Task to carry out =
Your answer must consist solely of the number of lines that contain the word "Systems".

Stored data =
******************************
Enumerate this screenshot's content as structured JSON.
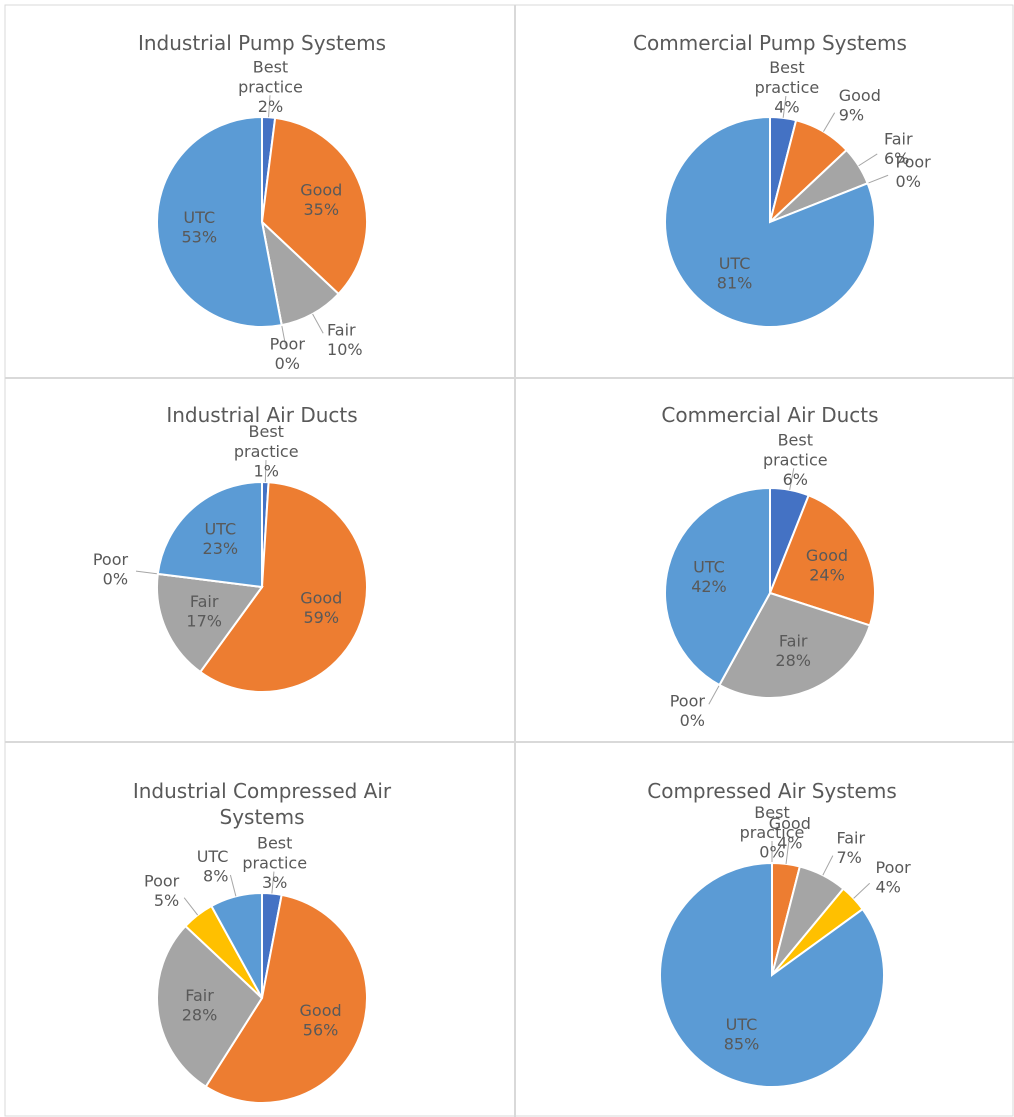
{
  "chart_data": [
    {
      "type": "pie",
      "title": "Industrial Pump Systems",
      "categories": [
        "Best practice",
        "Good",
        "Fair",
        "Poor",
        "UTC"
      ],
      "values": [
        2,
        35,
        10,
        0,
        53
      ],
      "value_labels": [
        "2%",
        "35%",
        "10%",
        "0%",
        "53%"
      ],
      "colors": [
        "#4472c4",
        "#ed7d31",
        "#a5a5a5",
        "#ffc000",
        "#5b9bd5"
      ]
    },
    {
      "type": "pie",
      "title": "Commercial Pump Systems",
      "categories": [
        "Best practice",
        "Good",
        "Fair",
        "Poor",
        "UTC"
      ],
      "values": [
        4,
        9,
        6,
        0,
        81
      ],
      "value_labels": [
        "4%",
        "9%",
        "6%",
        "0%",
        "81%"
      ],
      "colors": [
        "#4472c4",
        "#ed7d31",
        "#a5a5a5",
        "#ffc000",
        "#5b9bd5"
      ]
    },
    {
      "type": "pie",
      "title": "Industrial Air Ducts",
      "categories": [
        "Best practice",
        "Good",
        "Fair",
        "Poor",
        "UTC"
      ],
      "values": [
        1,
        59,
        17,
        0,
        23
      ],
      "value_labels": [
        "1%",
        "59%",
        "17%",
        "0%",
        "23%"
      ],
      "colors": [
        "#4472c4",
        "#ed7d31",
        "#a5a5a5",
        "#ffc000",
        "#5b9bd5"
      ]
    },
    {
      "type": "pie",
      "title": "Commercial Air Ducts",
      "categories": [
        "Best practice",
        "Good",
        "Fair",
        "Poor",
        "UTC"
      ],
      "values": [
        6,
        24,
        28,
        0,
        42
      ],
      "value_labels": [
        "6%",
        "24%",
        "28%",
        "0%",
        "42%"
      ],
      "colors": [
        "#4472c4",
        "#ed7d31",
        "#a5a5a5",
        "#ffc000",
        "#5b9bd5"
      ]
    },
    {
      "type": "pie",
      "title": "Industrial Compressed Air Systems",
      "categories": [
        "Best practice",
        "Good",
        "Fair",
        "Poor",
        "UTC"
      ],
      "values": [
        3,
        56,
        28,
        5,
        8
      ],
      "value_labels": [
        "3%",
        "56%",
        "28%",
        "5%",
        "8%"
      ],
      "colors": [
        "#4472c4",
        "#ed7d31",
        "#a5a5a5",
        "#ffc000",
        "#5b9bd5"
      ]
    },
    {
      "type": "pie",
      "title": "Compressed Air Systems",
      "categories": [
        "Best practice",
        "Good",
        "Fair",
        "Poor",
        "UTC"
      ],
      "values": [
        0,
        4,
        7,
        4,
        85
      ],
      "value_labels": [
        "0%",
        "4%",
        "7%",
        "4%",
        "85%"
      ],
      "colors": [
        "#4472c4",
        "#ed7d31",
        "#a5a5a5",
        "#ffc000",
        "#5b9bd5"
      ]
    }
  ]
}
******************************
Exercise response =
4